**SHORT PROBLEM:** Retype each entry below, keeping every character the same.

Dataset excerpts
__________

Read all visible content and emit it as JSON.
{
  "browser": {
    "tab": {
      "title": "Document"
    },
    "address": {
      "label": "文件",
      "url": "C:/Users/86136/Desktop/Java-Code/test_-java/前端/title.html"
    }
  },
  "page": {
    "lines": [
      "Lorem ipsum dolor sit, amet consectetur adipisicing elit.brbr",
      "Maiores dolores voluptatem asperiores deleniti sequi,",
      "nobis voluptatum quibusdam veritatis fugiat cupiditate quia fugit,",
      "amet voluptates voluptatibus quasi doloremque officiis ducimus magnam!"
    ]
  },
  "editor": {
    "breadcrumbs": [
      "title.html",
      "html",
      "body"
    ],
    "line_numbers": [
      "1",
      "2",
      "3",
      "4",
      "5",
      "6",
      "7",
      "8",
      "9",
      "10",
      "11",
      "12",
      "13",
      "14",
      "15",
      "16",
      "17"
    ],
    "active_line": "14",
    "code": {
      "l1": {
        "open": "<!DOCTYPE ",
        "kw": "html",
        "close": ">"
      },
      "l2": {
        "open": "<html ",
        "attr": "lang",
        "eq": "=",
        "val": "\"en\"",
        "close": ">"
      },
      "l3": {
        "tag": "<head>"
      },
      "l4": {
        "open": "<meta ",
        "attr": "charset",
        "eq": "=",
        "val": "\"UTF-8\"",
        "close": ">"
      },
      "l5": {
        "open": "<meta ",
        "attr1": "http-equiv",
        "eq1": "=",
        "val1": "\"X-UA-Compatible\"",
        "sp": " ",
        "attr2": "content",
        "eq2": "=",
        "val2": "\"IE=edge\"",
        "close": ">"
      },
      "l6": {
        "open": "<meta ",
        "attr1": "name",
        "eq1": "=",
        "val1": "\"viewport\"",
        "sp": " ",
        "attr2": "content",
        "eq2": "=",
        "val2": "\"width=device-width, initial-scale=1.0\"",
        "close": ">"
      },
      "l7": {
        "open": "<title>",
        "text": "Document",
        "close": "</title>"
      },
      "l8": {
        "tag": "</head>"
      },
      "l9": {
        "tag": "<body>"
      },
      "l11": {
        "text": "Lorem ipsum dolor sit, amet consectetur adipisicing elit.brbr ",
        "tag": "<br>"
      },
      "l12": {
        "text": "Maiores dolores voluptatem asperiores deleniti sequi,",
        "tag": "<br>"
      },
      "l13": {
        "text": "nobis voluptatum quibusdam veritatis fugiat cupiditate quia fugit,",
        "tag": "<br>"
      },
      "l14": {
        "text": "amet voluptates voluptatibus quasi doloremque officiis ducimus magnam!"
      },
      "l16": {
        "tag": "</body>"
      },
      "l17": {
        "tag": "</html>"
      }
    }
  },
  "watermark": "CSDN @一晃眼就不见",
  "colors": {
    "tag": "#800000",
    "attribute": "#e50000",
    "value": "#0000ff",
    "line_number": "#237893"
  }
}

__________

**FINAL ANSWER:**
Read all visible content and emit it as JSON.
{
  "browser": {
    "tab": {
      "title": "Document"
    },
    "address": {
      "label": "文件",
      "url": "C:/Users/86136/Desktop/Java-Code/test_-java/前端/title.html"
    }
  },
  "page": {
    "lines": [
      "Lorem ipsum dolor sit, amet consectetur adipisicing elit.brbr",
      "Maiores dolores voluptatem asperiores deleniti sequi,",
      "nobis voluptatum quibusdam veritatis fugiat cupiditate quia fugit,",
      "amet voluptates voluptatibus quasi doloremque officiis ducimus magnam!"
    ]
  },
  "editor": {
    "breadcrumbs": [
      "title.html",
      "html",
      "body"
    ],
    "line_numbers": [
      "1",
      "2",
      "3",
      "4",
      "5",
      "6",
      "7",
      "8",
      "9",
      "10",
      "11",
      "12",
      "13",
      "14",
      "15",
      "16",
      "17"
    ],
    "active_line": "14",
    "code": {
      "l1": {
        "open": "<!DOCTYPE ",
        "kw": "html",
        "close": ">"
      },
      "l2": {
        "open": "<html ",
        "attr": "lang",
        "eq": "=",
        "val": "\"en\"",
        "close": ">"
      },
      "l3": {
        "tag": "<head>"
      },
      "l4": {
        "open": "<meta ",
        "attr": "charset",
        "eq": "=",
        "val": "\"UTF-8\"",
        "close": ">"
      },
      "l5": {
        "open": "<meta ",
        "attr1": "http-equiv",
        "eq1": "=",
        "val1": "\"X-UA-Compatible\"",
        "sp": " ",
        "attr2": "content",
        "eq2": "=",
        "val2": "\"IE=edge\"",
        "close": ">"
      },
      "l6": {
        "open": "<meta ",
        "attr1": "name",
        "eq1": "=",
        "val1": "\"viewport\"",
        "sp": " ",
        "attr2": "content",
        "eq2": "=",
        "val2": "\"width=device-width, initial-scale=1.0\"",
        "close": ">"
      },
      "l7": {
        "open": "<title>",
        "text": "Document",
        "close": "</title>"
      },
      "l8": {
        "tag": "</head>"
      },
      "l9": {
        "tag": "<body>"
      },
      "l11": {
        "text": "Lorem ipsum dolor sit, amet consectetur adipisicing elit.brbr ",
        "tag": "<br>"
      },
      "l12": {
        "text": "Maiores dolores voluptatem asperiores deleniti sequi,",
        "tag": "<br>"
      },
      "l13": {
        "text": "nobis voluptatum quibusdam veritatis fugiat cupiditate quia fugit,",
        "tag": "<br>"
      },
      "l14": {
        "text": "amet voluptates voluptatibus quasi doloremque officiis ducimus magnam!"
      },
      "l16": {
        "tag": "</body>"
      },
      "l17": {
        "tag": "</html>"
      }
    }
  },
  "watermark": "CSDN @一晃眼就不见",
  "colors": {
    "tag": "#800000",
    "attribute": "#e50000",
    "value": "#0000ff",
    "line_number": "#237893"
  }
}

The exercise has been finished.